[Recorded data]

==*==

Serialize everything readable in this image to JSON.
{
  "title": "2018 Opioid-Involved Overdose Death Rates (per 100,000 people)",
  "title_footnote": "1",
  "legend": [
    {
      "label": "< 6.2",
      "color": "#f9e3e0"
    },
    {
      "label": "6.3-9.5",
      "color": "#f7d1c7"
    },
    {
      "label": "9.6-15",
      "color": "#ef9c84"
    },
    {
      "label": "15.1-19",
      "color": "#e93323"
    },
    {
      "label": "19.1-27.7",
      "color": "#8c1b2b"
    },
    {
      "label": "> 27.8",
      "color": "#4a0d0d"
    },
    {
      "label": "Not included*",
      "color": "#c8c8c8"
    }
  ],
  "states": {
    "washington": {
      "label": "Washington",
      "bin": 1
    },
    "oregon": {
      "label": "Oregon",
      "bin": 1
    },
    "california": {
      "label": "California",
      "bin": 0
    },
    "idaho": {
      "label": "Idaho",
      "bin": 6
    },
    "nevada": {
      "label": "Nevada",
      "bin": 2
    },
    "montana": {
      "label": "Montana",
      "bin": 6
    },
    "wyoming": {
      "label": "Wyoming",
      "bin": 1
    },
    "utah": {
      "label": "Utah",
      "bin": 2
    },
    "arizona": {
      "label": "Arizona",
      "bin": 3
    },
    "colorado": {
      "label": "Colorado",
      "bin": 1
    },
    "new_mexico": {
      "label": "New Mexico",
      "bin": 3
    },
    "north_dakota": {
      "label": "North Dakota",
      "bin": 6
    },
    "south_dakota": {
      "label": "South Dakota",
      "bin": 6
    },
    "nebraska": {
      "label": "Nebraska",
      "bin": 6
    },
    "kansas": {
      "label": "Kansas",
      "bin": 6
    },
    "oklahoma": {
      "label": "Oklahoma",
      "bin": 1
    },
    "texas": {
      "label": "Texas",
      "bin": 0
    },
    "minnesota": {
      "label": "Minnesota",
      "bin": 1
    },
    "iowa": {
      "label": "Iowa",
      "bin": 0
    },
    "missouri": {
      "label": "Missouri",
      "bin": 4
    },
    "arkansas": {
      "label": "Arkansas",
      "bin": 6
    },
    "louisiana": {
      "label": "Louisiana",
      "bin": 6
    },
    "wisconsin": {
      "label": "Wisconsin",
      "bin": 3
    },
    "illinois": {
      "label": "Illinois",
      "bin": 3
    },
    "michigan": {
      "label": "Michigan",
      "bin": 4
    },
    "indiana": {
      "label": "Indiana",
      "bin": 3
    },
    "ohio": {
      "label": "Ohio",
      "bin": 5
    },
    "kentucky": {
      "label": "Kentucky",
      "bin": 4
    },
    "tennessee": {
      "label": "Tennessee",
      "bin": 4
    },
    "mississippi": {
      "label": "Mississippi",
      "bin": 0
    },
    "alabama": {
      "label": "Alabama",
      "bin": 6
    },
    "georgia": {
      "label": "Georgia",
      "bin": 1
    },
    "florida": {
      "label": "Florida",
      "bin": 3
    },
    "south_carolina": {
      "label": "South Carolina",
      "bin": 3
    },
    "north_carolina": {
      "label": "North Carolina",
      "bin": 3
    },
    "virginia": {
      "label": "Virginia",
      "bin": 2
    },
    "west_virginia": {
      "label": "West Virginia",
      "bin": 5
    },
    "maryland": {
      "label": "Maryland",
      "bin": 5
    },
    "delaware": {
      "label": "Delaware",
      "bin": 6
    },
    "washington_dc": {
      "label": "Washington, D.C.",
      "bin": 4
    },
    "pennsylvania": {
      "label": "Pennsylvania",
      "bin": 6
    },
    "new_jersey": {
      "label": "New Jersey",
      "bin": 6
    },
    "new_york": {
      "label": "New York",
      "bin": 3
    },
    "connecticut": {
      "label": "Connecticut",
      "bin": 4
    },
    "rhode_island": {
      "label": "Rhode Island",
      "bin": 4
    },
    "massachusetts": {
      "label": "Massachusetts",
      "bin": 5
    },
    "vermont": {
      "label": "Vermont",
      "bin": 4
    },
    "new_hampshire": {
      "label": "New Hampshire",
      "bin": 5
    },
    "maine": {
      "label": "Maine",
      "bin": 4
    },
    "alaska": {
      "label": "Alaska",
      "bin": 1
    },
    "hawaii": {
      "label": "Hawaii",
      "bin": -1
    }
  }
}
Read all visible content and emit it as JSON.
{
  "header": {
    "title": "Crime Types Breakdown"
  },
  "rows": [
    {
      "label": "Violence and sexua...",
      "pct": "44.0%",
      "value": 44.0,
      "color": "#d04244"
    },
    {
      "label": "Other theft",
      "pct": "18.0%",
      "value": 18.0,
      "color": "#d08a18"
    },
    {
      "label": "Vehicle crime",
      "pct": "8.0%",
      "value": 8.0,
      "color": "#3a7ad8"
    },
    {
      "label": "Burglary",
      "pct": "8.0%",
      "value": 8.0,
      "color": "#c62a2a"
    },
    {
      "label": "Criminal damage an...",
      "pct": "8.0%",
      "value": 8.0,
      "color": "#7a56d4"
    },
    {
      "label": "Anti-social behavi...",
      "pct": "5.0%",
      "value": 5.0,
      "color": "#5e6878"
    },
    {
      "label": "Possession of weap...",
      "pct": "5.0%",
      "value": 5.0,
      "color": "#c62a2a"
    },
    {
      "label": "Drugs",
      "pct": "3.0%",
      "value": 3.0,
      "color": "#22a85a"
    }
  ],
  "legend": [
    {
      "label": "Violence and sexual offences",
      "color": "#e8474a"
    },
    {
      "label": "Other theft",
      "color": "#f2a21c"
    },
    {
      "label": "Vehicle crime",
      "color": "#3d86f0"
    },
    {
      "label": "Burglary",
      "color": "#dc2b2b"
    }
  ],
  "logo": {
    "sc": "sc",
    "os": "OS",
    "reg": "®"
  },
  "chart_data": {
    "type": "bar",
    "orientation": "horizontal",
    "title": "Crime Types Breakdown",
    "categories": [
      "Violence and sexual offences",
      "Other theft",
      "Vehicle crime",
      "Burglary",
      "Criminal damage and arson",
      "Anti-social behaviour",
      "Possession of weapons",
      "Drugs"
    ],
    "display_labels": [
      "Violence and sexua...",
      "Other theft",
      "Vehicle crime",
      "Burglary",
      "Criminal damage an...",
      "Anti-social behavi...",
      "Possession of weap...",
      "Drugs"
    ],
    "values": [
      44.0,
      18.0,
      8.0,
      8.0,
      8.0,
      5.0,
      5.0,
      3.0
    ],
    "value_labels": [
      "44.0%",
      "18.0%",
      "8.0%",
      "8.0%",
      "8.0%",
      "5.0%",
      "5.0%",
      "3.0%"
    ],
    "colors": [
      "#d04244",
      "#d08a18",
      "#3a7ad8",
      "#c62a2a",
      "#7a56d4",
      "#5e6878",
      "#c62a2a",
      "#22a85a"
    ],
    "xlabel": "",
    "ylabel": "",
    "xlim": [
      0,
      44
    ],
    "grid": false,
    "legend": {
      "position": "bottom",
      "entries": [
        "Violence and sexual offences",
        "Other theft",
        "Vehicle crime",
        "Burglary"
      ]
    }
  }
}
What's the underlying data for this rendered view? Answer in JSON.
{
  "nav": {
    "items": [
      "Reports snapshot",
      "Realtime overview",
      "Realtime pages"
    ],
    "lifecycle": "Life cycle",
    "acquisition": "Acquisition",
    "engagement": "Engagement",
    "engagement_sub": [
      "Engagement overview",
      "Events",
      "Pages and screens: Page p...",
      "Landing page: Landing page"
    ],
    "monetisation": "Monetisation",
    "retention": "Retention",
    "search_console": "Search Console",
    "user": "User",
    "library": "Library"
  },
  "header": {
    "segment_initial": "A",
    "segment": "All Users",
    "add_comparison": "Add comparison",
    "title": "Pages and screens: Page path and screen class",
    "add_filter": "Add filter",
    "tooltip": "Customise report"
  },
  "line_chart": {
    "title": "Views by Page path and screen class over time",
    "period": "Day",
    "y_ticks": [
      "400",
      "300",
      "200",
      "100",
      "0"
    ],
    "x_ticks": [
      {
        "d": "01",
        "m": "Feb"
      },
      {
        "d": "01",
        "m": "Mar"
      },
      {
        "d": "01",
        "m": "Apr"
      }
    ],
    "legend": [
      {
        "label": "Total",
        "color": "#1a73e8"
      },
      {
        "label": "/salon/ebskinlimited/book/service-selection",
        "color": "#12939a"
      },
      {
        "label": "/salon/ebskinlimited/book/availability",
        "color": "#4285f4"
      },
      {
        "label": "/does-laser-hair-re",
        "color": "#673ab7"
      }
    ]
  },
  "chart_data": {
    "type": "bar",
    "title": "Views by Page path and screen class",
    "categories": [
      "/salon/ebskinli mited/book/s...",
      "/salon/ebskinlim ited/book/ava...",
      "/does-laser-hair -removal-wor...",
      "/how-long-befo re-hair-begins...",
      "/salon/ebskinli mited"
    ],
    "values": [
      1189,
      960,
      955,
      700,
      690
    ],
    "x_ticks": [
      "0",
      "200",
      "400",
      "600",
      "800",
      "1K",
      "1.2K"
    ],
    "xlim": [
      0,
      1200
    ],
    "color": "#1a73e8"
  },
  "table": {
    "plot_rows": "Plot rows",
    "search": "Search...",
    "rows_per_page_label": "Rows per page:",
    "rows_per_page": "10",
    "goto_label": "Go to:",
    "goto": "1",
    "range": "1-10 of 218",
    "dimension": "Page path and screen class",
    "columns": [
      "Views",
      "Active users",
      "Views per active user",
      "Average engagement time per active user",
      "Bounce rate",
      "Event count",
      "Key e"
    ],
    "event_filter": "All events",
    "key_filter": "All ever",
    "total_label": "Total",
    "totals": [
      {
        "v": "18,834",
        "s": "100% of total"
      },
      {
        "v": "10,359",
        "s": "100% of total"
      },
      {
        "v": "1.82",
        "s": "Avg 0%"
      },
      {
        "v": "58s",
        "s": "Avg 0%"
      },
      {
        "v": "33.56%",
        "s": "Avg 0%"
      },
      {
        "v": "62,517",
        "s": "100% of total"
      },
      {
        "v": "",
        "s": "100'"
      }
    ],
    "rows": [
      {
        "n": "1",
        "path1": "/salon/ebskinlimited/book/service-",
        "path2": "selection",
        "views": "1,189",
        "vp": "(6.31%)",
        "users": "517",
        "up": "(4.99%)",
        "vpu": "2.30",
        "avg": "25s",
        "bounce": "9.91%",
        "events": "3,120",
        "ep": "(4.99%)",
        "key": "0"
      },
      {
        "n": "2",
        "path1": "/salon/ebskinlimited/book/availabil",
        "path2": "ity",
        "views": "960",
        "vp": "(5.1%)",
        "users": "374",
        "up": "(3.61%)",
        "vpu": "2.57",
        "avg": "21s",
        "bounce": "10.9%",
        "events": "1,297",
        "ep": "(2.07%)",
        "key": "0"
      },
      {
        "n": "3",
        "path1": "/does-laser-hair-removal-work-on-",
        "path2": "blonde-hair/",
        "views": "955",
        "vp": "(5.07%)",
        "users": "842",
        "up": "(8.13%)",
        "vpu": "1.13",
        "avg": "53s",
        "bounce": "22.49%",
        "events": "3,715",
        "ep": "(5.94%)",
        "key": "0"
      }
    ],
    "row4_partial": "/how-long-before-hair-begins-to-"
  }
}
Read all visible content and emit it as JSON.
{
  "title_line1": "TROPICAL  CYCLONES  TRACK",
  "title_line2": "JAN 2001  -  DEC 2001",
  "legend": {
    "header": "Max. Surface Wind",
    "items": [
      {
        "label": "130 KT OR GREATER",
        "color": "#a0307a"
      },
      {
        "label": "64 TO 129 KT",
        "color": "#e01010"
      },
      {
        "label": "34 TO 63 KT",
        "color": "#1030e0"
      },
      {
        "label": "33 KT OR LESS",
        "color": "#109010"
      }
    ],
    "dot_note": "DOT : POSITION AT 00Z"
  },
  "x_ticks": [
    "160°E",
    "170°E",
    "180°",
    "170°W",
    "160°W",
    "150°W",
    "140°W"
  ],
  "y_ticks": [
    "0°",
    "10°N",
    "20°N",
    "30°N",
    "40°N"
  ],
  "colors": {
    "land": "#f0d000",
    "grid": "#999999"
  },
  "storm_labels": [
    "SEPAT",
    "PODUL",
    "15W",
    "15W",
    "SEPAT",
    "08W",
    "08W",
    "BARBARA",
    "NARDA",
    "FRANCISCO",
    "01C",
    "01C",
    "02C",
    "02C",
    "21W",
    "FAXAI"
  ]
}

==*==

Objective
Each line holding "overview" must be found and copied.

Written solution
      "Realtime overview",
      "Engagement overview",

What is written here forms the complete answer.